> **ROWS**:
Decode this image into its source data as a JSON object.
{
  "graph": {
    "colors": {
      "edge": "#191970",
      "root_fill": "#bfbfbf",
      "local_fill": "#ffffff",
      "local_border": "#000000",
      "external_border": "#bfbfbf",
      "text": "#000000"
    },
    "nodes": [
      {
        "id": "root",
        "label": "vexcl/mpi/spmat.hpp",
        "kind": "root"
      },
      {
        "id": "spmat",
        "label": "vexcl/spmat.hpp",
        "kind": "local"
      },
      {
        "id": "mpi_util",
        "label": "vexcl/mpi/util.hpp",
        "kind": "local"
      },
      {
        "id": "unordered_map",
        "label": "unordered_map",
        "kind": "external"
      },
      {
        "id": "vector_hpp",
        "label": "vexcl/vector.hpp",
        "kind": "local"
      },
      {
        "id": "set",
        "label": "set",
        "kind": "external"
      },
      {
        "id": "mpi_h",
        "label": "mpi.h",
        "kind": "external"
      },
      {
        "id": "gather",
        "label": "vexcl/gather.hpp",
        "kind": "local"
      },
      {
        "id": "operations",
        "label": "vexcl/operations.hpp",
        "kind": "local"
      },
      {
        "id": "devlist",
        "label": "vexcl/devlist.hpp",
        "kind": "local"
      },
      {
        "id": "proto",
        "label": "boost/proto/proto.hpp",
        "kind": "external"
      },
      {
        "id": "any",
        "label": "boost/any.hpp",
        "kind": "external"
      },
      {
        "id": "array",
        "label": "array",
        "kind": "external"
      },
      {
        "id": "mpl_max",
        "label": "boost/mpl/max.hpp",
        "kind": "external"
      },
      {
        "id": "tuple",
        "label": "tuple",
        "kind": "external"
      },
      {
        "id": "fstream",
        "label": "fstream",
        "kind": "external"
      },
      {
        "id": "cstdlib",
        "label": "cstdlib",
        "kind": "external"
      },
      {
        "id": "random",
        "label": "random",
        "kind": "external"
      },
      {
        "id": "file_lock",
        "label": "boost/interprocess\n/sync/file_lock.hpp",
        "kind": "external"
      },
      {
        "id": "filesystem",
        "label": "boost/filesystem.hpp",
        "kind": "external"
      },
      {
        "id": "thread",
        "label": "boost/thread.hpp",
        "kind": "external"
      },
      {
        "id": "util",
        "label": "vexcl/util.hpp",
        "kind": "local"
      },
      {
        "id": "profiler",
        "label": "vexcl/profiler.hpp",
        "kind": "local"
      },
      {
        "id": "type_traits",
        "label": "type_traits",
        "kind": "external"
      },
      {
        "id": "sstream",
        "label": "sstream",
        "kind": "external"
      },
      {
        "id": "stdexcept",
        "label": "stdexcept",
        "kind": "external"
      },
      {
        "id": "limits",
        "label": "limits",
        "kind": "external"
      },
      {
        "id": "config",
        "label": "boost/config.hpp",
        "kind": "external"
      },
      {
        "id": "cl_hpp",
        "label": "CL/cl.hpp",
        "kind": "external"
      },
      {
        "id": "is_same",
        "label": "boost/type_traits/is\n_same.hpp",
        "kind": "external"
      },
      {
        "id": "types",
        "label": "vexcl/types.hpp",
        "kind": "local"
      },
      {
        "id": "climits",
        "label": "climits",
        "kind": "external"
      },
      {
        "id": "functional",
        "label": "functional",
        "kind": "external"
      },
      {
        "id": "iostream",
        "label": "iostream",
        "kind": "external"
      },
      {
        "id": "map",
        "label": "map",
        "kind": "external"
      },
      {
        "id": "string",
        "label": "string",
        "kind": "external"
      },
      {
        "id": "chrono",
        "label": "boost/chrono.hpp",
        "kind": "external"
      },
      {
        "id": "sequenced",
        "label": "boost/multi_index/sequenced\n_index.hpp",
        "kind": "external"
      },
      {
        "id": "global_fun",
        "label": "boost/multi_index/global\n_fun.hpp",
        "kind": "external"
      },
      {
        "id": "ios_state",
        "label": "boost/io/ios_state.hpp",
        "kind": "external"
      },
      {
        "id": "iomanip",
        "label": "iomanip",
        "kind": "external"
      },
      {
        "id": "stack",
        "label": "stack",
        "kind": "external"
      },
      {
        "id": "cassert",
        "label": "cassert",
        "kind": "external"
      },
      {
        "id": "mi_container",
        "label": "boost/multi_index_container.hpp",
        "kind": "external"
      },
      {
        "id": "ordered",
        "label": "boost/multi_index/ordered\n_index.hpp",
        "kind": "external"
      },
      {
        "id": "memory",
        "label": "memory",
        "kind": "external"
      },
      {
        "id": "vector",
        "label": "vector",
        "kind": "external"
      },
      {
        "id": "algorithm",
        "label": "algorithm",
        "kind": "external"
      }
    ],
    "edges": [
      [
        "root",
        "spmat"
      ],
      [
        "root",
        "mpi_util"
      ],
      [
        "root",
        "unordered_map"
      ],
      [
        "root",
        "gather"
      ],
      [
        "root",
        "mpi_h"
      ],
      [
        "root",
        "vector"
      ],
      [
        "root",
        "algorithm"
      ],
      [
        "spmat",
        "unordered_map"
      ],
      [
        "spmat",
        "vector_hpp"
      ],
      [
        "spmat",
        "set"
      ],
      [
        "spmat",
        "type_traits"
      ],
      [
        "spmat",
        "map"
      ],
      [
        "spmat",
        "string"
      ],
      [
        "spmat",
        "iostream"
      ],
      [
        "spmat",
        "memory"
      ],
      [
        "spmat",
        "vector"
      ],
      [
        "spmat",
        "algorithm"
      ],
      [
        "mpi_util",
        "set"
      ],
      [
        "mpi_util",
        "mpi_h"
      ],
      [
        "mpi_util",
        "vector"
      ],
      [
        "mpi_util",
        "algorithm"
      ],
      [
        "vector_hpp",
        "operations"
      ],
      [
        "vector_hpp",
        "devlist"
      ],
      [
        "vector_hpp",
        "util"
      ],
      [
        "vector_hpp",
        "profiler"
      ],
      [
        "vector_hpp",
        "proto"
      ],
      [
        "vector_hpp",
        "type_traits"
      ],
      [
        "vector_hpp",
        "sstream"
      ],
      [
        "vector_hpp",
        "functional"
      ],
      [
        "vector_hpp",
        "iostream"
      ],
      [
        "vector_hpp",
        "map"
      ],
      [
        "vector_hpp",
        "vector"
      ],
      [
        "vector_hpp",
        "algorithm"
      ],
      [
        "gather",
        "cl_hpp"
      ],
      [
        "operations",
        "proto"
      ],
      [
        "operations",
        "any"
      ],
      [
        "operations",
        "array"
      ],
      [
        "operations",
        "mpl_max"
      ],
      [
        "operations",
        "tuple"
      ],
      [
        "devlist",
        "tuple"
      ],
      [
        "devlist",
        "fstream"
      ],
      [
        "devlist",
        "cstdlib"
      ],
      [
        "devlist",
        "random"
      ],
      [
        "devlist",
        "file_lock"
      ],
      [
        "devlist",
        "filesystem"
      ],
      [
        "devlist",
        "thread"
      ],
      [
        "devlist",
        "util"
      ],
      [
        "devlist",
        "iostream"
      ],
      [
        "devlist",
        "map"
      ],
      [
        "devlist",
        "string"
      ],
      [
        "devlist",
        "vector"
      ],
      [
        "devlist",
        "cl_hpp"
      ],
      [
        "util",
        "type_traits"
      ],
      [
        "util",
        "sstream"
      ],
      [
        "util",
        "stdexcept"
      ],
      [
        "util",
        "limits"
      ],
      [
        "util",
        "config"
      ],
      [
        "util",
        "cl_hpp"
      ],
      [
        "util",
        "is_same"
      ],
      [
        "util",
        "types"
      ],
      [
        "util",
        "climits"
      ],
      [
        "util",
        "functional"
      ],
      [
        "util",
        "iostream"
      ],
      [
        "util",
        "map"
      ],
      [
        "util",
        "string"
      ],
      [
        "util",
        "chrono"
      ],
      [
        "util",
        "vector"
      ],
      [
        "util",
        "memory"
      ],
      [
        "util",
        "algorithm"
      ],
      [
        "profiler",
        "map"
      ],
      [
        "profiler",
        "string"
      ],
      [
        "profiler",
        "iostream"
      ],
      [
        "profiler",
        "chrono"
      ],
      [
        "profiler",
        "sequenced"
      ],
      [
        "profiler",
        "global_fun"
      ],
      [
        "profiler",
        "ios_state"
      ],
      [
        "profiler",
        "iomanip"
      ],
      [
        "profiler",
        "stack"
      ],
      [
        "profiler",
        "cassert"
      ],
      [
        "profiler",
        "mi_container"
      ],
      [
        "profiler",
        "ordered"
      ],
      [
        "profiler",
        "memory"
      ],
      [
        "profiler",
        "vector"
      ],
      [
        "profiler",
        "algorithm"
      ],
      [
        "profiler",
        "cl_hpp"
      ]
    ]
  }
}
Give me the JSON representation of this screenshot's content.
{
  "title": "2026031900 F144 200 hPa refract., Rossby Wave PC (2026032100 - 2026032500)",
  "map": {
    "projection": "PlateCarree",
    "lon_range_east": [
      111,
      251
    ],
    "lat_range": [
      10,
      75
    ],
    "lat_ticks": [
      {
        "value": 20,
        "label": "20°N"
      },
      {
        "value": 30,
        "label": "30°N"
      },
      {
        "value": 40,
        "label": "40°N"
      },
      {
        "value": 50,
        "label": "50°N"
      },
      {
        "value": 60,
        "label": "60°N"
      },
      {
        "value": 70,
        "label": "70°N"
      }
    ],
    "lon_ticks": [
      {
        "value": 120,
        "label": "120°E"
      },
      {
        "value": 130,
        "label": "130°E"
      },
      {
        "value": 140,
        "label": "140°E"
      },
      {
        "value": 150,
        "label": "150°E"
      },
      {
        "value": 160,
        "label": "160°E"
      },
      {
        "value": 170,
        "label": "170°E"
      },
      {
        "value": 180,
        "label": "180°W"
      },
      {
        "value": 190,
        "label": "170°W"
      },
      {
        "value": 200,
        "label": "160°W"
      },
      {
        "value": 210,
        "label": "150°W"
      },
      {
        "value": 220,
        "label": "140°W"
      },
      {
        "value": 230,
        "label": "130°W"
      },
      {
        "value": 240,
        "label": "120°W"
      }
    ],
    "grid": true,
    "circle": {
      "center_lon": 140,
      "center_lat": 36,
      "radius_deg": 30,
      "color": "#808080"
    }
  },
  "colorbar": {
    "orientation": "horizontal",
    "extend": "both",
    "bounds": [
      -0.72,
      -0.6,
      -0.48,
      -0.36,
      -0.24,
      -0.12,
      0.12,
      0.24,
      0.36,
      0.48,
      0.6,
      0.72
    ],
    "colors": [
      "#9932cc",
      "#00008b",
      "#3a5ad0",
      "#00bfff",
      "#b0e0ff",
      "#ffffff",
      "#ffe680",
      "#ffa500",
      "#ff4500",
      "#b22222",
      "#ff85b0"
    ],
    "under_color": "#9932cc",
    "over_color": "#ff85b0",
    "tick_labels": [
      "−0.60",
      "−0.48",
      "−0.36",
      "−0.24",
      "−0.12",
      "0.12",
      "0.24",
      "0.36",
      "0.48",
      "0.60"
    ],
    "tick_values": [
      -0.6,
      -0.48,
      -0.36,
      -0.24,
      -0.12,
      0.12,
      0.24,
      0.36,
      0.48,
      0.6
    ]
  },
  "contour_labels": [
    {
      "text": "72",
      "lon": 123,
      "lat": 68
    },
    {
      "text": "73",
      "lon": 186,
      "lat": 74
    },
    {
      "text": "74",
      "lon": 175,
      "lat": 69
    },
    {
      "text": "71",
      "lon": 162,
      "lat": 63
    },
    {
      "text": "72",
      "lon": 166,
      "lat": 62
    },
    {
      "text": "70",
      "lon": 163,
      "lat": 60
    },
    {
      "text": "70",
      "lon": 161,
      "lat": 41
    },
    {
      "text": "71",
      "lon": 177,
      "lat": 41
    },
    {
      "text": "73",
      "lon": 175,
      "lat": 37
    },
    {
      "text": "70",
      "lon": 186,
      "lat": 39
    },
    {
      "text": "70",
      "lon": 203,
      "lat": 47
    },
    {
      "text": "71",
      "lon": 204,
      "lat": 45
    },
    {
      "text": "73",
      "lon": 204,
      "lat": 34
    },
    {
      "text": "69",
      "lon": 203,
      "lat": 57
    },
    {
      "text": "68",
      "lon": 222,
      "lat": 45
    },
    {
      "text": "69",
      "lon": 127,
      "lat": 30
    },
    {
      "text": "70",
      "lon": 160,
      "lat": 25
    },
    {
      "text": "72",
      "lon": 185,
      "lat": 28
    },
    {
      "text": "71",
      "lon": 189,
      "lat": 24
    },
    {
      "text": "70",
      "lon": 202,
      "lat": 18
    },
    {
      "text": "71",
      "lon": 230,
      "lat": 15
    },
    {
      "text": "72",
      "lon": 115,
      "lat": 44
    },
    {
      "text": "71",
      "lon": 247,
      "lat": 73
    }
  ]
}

> **PROBLEM REQUIREMENTS**: Show every line from the listing above in which the string "proto" appears.

> **TASK RESULT**:
        "id": "proto",
        "label": "boost/proto/proto.hpp",
        "proto"
        "proto"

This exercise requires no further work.